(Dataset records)
--- --- ---

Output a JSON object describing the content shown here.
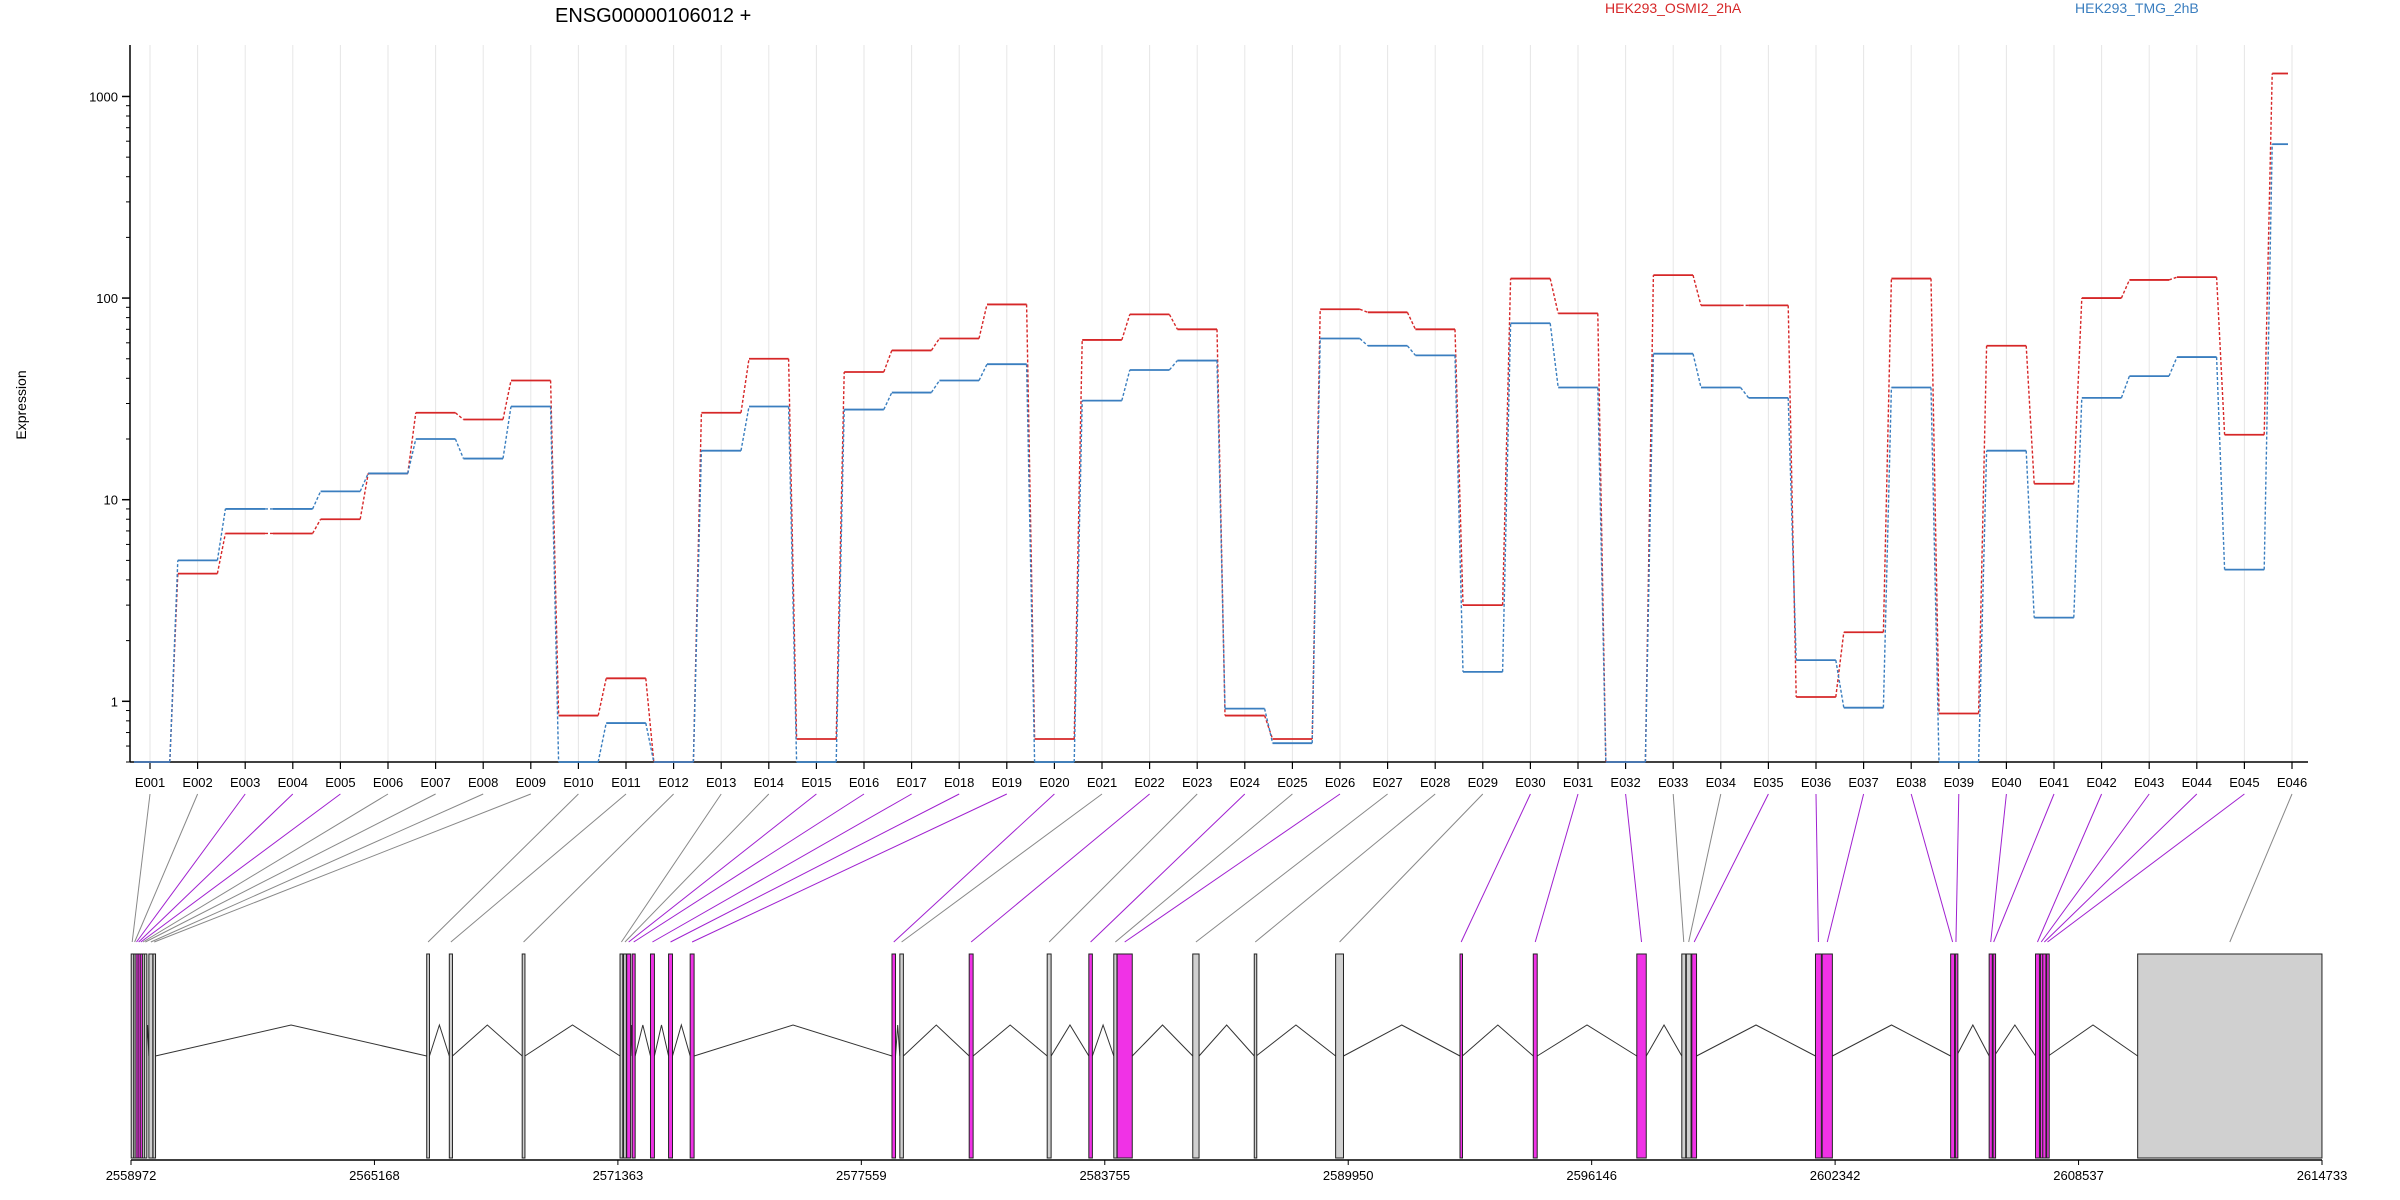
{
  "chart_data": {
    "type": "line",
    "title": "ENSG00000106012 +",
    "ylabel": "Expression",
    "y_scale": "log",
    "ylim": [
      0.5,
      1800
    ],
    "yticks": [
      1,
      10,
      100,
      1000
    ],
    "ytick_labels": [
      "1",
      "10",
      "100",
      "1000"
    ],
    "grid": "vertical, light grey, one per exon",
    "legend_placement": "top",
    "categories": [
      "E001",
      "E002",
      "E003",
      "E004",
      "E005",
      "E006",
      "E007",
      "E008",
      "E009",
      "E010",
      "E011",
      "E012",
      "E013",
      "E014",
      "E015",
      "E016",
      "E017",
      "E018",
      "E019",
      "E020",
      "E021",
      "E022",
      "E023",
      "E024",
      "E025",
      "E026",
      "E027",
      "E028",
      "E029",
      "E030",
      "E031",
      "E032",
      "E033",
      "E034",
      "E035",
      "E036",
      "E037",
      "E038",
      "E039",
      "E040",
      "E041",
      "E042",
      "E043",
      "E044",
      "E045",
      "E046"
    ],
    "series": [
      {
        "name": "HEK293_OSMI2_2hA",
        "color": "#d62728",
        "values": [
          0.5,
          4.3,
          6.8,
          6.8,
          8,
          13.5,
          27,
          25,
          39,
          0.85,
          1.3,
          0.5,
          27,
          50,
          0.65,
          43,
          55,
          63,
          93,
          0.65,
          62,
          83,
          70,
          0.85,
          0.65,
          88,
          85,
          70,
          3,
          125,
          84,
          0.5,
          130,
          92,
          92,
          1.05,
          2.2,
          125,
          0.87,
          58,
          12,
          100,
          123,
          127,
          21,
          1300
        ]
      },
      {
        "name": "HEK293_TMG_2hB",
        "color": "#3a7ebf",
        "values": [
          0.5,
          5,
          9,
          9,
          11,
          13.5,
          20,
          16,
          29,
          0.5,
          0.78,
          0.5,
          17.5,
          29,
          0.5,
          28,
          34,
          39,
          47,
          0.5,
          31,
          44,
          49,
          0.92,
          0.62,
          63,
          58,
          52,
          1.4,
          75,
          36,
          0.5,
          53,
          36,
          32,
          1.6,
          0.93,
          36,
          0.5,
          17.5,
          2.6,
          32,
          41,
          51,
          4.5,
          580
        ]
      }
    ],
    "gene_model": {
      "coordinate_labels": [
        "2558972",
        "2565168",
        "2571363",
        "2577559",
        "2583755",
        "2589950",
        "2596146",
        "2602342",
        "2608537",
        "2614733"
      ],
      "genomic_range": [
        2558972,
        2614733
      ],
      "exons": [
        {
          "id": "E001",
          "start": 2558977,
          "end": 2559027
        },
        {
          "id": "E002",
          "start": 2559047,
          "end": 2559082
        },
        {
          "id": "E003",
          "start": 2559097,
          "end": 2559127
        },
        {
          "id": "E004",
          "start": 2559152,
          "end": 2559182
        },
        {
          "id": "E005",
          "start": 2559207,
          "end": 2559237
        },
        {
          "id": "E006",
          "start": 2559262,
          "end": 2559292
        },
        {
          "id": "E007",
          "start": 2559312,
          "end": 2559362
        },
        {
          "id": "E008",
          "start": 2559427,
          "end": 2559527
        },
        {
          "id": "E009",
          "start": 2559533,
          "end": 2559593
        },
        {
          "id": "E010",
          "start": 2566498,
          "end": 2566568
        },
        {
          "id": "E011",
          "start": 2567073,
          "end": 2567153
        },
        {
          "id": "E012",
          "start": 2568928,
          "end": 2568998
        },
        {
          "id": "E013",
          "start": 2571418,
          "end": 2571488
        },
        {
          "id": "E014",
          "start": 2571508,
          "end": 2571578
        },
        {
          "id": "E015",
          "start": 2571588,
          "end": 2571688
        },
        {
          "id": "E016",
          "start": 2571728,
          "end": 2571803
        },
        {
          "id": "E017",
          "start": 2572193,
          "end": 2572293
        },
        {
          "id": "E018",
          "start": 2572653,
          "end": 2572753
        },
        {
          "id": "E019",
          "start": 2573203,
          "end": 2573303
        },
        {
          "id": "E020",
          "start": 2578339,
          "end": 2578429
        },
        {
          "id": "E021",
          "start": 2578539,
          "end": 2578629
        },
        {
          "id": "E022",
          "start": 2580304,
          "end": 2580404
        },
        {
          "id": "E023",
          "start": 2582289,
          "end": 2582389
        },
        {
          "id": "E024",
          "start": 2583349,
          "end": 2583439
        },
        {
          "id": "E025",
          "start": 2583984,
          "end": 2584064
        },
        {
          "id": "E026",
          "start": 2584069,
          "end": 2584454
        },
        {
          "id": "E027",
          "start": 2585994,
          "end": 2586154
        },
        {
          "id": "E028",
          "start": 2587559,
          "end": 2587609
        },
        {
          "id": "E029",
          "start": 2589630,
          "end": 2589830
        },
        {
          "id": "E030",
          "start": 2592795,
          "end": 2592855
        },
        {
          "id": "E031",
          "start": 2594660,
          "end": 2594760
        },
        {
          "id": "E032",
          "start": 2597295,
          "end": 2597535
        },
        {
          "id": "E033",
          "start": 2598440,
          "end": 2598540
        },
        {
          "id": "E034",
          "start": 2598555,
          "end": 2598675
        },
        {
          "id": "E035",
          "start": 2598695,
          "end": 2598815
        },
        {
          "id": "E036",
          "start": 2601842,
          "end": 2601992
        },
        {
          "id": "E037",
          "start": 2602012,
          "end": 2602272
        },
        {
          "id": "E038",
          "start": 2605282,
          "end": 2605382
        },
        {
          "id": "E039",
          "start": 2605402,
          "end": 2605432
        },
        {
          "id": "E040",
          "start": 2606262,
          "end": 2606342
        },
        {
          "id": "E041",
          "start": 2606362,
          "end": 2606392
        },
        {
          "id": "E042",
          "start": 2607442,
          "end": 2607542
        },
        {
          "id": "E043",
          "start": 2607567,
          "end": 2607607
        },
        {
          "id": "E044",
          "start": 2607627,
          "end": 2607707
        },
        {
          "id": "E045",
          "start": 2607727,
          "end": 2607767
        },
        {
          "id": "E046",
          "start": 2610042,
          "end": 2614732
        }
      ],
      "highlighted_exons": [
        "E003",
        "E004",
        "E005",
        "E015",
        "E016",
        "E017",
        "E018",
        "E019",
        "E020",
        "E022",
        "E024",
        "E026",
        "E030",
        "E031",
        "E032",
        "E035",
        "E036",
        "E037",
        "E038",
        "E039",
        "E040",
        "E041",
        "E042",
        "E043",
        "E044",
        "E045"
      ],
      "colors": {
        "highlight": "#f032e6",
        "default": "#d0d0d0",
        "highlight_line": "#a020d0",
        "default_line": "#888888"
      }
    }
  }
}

--- --- ---

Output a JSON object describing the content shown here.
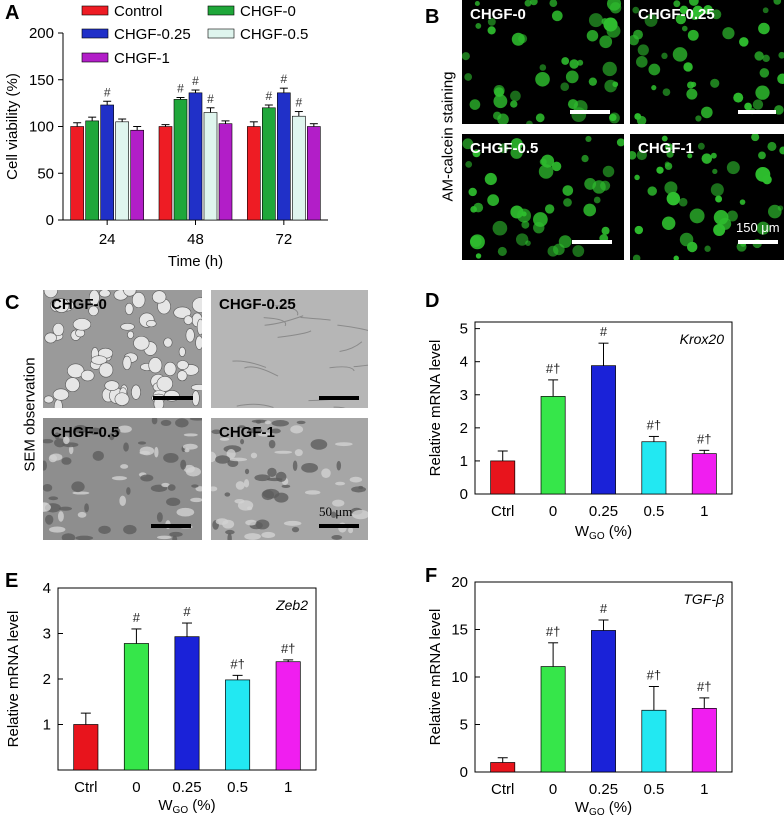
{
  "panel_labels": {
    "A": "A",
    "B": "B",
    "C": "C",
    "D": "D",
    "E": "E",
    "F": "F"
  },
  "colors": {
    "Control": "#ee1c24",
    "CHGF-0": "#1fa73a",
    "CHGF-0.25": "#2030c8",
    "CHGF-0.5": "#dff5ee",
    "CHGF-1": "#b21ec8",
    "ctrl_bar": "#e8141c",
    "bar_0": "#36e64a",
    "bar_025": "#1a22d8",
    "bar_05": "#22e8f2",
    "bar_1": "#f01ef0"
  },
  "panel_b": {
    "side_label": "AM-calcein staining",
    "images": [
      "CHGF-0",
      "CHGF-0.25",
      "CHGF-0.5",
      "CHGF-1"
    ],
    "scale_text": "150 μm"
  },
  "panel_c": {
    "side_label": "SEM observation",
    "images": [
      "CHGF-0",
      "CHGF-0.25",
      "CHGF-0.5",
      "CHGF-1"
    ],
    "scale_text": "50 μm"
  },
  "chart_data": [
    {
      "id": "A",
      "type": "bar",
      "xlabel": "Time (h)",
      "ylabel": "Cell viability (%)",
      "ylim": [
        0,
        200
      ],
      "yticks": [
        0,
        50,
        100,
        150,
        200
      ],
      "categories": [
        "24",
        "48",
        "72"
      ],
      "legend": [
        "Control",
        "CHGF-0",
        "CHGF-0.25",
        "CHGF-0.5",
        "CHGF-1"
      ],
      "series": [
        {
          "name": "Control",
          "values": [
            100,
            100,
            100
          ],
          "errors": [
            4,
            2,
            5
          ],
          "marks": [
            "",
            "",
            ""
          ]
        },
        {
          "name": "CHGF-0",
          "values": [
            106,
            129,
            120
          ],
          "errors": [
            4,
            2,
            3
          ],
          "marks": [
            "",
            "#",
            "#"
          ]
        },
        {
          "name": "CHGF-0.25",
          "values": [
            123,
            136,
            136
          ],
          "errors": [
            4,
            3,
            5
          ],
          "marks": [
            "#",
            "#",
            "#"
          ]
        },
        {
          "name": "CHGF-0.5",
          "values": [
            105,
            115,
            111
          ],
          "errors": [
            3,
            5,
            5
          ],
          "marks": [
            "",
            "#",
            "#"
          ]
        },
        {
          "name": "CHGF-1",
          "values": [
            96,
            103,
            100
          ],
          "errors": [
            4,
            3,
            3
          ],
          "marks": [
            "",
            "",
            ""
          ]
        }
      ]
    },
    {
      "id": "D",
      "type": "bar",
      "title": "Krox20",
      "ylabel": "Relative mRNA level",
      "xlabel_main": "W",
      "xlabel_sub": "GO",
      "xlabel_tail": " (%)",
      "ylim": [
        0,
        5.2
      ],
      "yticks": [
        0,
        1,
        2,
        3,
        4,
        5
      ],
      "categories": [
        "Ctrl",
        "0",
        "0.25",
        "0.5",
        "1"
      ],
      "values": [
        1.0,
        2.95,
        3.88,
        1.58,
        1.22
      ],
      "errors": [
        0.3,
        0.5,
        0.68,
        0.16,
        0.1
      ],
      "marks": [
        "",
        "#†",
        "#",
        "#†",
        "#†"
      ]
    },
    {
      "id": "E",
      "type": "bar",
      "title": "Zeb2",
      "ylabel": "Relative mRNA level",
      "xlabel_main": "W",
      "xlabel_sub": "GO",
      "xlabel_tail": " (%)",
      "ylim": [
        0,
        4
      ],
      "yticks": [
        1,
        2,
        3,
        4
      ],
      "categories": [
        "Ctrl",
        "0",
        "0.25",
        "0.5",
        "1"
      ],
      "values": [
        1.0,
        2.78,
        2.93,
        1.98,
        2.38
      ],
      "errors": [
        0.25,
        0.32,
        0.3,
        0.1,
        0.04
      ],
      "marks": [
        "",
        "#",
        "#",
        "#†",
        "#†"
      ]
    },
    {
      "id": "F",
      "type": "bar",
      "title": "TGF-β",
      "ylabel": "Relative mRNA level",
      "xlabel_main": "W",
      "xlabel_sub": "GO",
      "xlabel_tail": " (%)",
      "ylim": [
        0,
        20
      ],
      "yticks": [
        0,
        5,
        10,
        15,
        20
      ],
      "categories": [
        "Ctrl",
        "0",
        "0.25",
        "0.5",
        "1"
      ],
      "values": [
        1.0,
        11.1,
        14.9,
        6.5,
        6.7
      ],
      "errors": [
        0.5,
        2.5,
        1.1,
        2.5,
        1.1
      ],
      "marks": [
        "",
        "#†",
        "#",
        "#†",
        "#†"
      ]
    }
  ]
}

--- --- ---

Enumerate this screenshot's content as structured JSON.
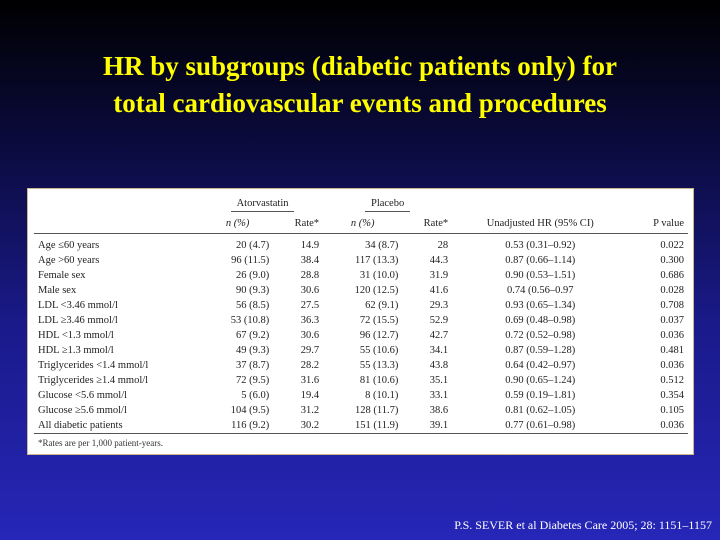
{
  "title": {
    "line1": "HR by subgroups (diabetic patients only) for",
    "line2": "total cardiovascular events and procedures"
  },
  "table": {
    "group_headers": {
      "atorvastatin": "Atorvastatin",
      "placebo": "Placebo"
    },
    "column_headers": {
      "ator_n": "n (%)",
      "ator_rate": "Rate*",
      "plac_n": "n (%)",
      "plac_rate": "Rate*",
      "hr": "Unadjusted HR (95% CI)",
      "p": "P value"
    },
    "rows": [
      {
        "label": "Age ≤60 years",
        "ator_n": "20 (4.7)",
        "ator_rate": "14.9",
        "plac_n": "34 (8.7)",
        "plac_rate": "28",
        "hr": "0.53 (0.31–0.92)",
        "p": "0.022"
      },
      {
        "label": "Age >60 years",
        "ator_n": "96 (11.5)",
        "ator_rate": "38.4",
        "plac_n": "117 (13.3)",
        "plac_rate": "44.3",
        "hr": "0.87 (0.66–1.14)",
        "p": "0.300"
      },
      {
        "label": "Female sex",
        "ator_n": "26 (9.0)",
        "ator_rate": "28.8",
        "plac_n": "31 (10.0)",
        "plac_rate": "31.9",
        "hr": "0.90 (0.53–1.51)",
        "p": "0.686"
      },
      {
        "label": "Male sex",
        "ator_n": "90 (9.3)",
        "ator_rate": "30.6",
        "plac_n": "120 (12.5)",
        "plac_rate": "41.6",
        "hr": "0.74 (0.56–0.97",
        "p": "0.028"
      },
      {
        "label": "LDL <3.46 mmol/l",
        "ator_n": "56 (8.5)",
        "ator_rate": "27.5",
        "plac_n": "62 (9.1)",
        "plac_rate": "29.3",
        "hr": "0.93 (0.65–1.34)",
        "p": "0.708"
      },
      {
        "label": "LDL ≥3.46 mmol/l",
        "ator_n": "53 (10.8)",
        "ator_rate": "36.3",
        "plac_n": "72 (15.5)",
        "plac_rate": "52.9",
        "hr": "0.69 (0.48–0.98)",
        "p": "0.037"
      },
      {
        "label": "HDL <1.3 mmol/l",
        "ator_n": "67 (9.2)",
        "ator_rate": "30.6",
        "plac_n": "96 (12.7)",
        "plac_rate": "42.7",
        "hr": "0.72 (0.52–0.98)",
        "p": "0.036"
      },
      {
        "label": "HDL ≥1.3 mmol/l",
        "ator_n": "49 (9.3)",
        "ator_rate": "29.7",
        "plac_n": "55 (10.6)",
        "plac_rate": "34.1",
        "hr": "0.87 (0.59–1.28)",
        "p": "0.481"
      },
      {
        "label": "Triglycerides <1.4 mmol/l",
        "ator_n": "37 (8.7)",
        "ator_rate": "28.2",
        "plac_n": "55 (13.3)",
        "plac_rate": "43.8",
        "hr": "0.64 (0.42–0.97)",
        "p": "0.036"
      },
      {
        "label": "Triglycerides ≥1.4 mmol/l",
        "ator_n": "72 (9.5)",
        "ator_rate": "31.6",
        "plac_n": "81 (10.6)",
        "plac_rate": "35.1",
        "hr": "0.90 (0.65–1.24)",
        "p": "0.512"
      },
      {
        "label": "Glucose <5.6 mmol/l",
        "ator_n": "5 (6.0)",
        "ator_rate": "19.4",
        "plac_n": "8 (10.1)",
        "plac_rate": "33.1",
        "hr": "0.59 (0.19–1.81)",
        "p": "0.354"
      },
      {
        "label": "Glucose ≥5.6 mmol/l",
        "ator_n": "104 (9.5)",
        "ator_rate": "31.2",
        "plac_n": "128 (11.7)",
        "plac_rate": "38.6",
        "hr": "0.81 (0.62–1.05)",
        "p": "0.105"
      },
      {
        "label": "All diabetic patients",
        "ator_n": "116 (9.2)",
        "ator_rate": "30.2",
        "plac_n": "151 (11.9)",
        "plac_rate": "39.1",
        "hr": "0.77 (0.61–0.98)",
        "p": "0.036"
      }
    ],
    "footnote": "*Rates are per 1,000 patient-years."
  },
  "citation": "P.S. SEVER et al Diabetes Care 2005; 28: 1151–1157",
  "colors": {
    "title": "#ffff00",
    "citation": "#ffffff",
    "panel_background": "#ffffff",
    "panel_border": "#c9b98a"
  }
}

--- --- ---

- _What is being asked_
Wherever the word "title" appears in the entries above, copy that whole line.

- _Response for this exercise_
    "title": "ENSG00000106012 +",
      "title": "Krox20",
      "title": "Zeb2",
      "title": "TGF-β",
  "title": {
    "title": "#ffff00",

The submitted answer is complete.